Print the listing that follows, character for character.

[Dataset records]

— begin —

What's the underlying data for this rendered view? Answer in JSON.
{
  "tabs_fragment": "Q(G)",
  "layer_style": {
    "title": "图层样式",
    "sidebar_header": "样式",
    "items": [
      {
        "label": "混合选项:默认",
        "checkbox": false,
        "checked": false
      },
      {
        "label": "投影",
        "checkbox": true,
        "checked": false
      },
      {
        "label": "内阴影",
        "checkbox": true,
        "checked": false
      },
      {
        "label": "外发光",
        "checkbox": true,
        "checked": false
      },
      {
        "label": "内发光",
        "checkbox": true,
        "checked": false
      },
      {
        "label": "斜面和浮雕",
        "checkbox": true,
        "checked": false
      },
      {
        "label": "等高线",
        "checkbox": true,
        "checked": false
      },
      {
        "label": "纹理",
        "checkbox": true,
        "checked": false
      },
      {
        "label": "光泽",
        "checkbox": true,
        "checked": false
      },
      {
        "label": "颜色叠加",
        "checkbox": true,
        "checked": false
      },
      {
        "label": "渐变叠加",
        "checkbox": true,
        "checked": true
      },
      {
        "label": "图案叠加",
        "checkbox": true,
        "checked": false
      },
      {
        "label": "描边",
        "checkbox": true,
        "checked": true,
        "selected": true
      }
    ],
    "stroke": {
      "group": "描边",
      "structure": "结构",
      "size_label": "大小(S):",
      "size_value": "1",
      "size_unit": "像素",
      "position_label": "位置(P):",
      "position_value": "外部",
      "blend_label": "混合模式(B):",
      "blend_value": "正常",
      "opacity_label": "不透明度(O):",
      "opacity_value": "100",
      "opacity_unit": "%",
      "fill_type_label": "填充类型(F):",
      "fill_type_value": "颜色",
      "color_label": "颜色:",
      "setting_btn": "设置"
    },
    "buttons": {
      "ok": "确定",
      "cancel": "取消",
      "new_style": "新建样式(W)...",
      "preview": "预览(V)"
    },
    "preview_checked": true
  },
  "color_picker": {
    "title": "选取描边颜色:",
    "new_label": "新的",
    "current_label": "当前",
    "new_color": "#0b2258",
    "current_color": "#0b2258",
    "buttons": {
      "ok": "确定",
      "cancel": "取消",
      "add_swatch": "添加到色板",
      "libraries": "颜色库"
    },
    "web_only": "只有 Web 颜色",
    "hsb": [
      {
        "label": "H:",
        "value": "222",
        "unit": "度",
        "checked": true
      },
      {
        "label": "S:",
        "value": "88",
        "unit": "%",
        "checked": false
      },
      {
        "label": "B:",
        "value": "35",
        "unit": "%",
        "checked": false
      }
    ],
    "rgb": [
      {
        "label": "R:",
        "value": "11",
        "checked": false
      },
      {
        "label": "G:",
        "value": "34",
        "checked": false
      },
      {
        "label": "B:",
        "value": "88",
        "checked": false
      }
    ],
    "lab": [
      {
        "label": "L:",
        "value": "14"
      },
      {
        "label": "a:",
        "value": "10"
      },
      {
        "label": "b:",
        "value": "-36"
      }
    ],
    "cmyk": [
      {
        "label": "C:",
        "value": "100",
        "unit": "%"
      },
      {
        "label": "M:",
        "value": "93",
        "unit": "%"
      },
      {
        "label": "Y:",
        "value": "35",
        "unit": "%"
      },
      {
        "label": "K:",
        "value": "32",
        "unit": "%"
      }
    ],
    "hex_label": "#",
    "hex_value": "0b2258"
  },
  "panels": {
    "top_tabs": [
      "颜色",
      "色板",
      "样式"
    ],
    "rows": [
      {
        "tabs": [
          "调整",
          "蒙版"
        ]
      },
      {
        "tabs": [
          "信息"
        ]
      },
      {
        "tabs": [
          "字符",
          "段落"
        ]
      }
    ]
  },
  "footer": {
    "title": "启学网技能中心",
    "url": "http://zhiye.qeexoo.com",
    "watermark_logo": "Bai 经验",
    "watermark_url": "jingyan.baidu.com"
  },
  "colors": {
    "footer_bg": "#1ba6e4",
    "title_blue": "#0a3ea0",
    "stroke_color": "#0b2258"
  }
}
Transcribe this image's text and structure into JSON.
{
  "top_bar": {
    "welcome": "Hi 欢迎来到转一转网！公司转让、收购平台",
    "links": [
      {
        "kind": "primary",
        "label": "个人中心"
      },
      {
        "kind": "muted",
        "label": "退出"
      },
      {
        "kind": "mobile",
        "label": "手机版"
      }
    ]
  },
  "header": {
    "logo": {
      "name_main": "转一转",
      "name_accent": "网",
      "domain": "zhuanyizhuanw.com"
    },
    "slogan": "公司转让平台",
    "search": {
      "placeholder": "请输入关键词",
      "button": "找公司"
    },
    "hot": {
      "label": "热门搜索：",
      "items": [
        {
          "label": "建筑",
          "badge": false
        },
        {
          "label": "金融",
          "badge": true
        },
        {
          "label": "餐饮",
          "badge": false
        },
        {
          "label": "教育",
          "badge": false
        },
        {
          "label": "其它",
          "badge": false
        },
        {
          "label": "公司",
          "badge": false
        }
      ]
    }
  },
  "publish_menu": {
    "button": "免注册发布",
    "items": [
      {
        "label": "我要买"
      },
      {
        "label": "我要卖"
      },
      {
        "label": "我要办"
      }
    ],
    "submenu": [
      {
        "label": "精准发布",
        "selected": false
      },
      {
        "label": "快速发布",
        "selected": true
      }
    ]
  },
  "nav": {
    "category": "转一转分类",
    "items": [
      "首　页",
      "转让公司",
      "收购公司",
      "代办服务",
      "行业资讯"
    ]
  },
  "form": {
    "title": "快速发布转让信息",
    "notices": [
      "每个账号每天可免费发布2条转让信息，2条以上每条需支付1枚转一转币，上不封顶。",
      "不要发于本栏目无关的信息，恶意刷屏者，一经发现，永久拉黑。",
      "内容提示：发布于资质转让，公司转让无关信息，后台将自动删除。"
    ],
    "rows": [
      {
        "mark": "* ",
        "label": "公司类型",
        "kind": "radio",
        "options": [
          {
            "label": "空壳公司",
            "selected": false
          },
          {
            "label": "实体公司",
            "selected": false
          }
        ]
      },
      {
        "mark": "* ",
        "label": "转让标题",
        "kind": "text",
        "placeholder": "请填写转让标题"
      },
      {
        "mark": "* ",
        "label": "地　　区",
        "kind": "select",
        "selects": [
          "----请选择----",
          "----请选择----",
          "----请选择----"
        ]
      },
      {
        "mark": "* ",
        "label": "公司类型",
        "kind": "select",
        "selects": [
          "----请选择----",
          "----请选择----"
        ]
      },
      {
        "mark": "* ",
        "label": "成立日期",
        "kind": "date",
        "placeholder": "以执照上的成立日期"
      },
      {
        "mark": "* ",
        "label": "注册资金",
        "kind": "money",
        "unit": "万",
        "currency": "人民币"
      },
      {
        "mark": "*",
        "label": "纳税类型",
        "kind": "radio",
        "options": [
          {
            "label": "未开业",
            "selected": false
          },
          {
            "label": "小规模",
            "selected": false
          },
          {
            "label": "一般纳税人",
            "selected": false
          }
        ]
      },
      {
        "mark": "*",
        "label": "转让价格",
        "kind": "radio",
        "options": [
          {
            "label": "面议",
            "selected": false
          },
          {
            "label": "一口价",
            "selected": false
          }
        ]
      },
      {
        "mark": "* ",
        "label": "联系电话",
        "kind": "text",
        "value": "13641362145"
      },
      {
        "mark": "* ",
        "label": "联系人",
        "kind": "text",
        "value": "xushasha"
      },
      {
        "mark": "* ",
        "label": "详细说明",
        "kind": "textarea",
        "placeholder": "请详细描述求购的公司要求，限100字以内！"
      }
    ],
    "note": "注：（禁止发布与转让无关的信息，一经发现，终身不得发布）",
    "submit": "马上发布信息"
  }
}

— end —

### Right answer
What's the underlying data for this rendered view? Answer in JSON.
{
  "tabs_fragment": "Q(G)",
  "layer_style": {
    "title": "图层样式",
    "sidebar_header": "样式",
    "items": [
      {
        "label": "混合选项:默认",
        "checkbox": false,
        "checked": false
      },
      {
        "label": "投影",
        "checkbox": true,
        "checked": false
      },
      {
        "label": "内阴影",
        "checkbox": true,
        "checked": false
      },
      {
        "label": "外发光",
        "checkbox": true,
        "checked": false
      },
      {
        "label": "内发光",
        "checkbox": true,
        "checked": false
      },
      {
        "label": "斜面和浮雕",
        "checkbox": true,
        "checked": false
      },
      {
        "label": "等高线",
        "checkbox": true,
        "checked": false
      },
      {
        "label": "纹理",
        "checkbox": true,
        "checked": false
      },
      {
        "label": "光泽",
        "checkbox": true,
        "checked": false
      },
      {
        "label": "颜色叠加",
        "checkbox": true,
        "checked": false
      },
      {
        "label": "渐变叠加",
        "checkbox": true,
        "checked": true
      },
      {
        "label": "图案叠加",
        "checkbox": true,
        "checked": false
      },
      {
        "label": "描边",
        "checkbox": true,
        "checked": true,
        "selected": true
      }
    ],
    "stroke": {
      "group": "描边",
      "structure": "结构",
      "size_label": "大小(S):",
      "size_value": "1",
      "size_unit": "像素",
      "position_label": "位置(P):",
      "position_value": "外部",
      "blend_label": "混合模式(B):",
      "blend_value": "正常",
      "opacity_label": "不透明度(O):",
      "opacity_value": "100",
      "opacity_unit": "%",
      "fill_type_label": "填充类型(F):",
      "fill_type_value": "颜色",
      "color_label": "颜色:",
      "setting_btn": "设置"
    },
    "buttons": {
      "ok": "确定",
      "cancel": "取消",
      "new_style": "新建样式(W)...",
      "preview": "预览(V)"
    },
    "preview_checked": true
  },
  "color_picker": {
    "title": "选取描边颜色:",
    "new_label": "新的",
    "current_label": "当前",
    "new_color": "#0b2258",
    "current_color": "#0b2258",
    "buttons": {
      "ok": "确定",
      "cancel": "取消",
      "add_swatch": "添加到色板",
      "libraries": "颜色库"
    },
    "web_only": "只有 Web 颜色",
    "hsb": [
      {
        "label": "H:",
        "value": "222",
        "unit": "度",
        "checked": true
      },
      {
        "label": "S:",
        "value": "88",
        "unit": "%",
        "checked": false
      },
      {
        "label": "B:",
        "value": "35",
        "unit": "%",
        "checked": false
      }
    ],
    "rgb": [
      {
        "label": "R:",
        "value": "11",
        "checked": false
      },
      {
        "label": "G:",
        "value": "34",
        "checked": false
      },
      {
        "label": "B:",
        "value": "88",
        "checked": false
      }
    ],
    "lab": [
      {
        "label": "L:",
        "value": "14"
      },
      {
        "label": "a:",
        "value": "10"
      },
      {
        "label": "b:",
        "value": "-36"
      }
    ],
    "cmyk": [
      {
        "label": "C:",
        "value": "100",
        "unit": "%"
      },
      {
        "label": "M:",
        "value": "93",
        "unit": "%"
      },
      {
        "label": "Y:",
        "value": "35",
        "unit": "%"
      },
      {
        "label": "K:",
        "value": "32",
        "unit": "%"
      }
    ],
    "hex_label": "#",
    "hex_value": "0b2258"
  },
  "panels": {
    "top_tabs": [
      "颜色",
      "色板",
      "样式"
    ],
    "rows": [
      {
        "tabs": [
          "调整",
          "蒙版"
        ]
      },
      {
        "tabs": [
          "信息"
        ]
      },
      {
        "tabs": [
          "字符",
          "段落"
        ]
      }
    ]
  },
  "footer": {
    "title": "启学网技能中心",
    "url": "http://zhiye.qeexoo.com",
    "watermark_logo": "Bai 经验",
    "watermark_url": "jingyan.baidu.com"
  },
  "colors": {
    "footer_bg": "#1ba6e4",
    "title_blue": "#0a3ea0",
    "stroke_color": "#0b2258"
  }
}
Transcribe this image's text and structure into JSON.
{
  "top_bar": {
    "welcome": "Hi 欢迎来到转一转网！公司转让、收购平台",
    "links": [
      {
        "kind": "primary",
        "label": "个人中心"
      },
      {
        "kind": "muted",
        "label": "退出"
      },
      {
        "kind": "mobile",
        "label": "手机版"
      }
    ]
  },
  "header": {
    "logo": {
      "name_main": "转一转",
      "name_accent": "网",
      "domain": "zhuanyizhuanw.com"
    },
    "slogan": "公司转让平台",
    "search": {
      "placeholder": "请输入关键词",
      "button": "找公司"
    },
    "hot": {
      "label": "热门搜索：",
      "items": [
        {
          "label": "建筑",
          "badge": false
        },
        {
          "label": "金融",
          "badge": true
        },
        {
          "label": "餐饮",
          "badge": false
        },
        {
          "label": "教育",
          "badge": false
        },
        {
          "label": "其它",
          "badge": false
        },
        {
          "label": "公司",
          "badge": false
        }
      ]
    }
  },
  "publish_menu": {
    "button": "免注册发布",
    "items": [
      {
        "label": "我要买"
      },
      {
        "label": "我要卖"
      },
      {
        "label": "我要办"
      }
    ],
    "submenu": [
      {
        "label": "精准发布",
        "selected": false
      },
      {
        "label": "快速发布",
        "selected": true
      }
    ]
  },
  "nav": {
    "category": "转一转分类",
    "items": [
      "首　页",
      "转让公司",
      "收购公司",
      "代办服务",
      "行业资讯"
    ]
  },
  "form": {
    "title": "快速发布转让信息",
    "notices": [
      "每个账号每天可免费发布2条转让信息，2条以上每条需支付1枚转一转币，上不封顶。",
      "不要发于本栏目无关的信息，恶意刷屏者，一经发现，永久拉黑。",
      "内容提示：发布于资质转让，公司转让无关信息，后台将自动删除。"
    ],
    "rows": [
      {
        "mark": "* ",
        "label": "公司类型",
        "kind": "radio",
        "options": [
          {
            "label": "空壳公司",
            "selected": false
          },
          {
            "label": "实体公司",
            "selected": false
          }
        ]
      },
      {
        "mark": "* ",
        "label": "转让标题",
        "kind": "text",
        "placeholder": "请填写转让标题"
      },
      {
        "mark": "* ",
        "label": "地　　区",
        "kind": "select",
        "selects": [
          "----请选择----",
          "----请选择----",
          "----请选择----"
        ]
      },
      {
        "mark": "* ",
        "label": "公司类型",
        "kind": "select",
        "selects": [
          "----请选择----",
          "----请选择----"
        ]
      },
      {
        "mark": "* ",
        "label": "成立日期",
        "kind": "date",
        "placeholder": "以执照上的成立日期"
      },
      {
        "mark": "* ",
        "label": "注册资金",
        "kind": "money",
        "unit": "万",
        "currency": "人民币"
      },
      {
        "mark": "*",
        "label": "纳税类型",
        "kind": "radio",
        "options": [
          {
            "label": "未开业",
            "selected": false
          },
          {
            "label": "小规模",
            "selected": false
          },
          {
            "label": "一般纳税人",
            "selected": false
          }
        ]
      },
      {
        "mark": "*",
        "label": "转让价格",
        "kind": "radio",
        "options": [
          {
            "label": "面议",
            "selected": false
          },
          {
            "label": "一口价",
            "selected": false
          }
        ]
      },
      {
        "mark": "* ",
        "label": "联系电话",
        "kind": "text",
        "value": "13641362145"
      },
      {
        "mark": "* ",
        "label": "联系人",
        "kind": "text",
        "value": "xushasha"
      },
      {
        "mark": "* ",
        "label": "详细说明",
        "kind": "textarea",
        "placeholder": "请详细描述求购的公司要求，限100字以内！"
      }
    ],
    "note": "注：（禁止发布与转让无关的信息，一经发现，终身不得发布）",
    "submit": "马上发布信息"
  }
}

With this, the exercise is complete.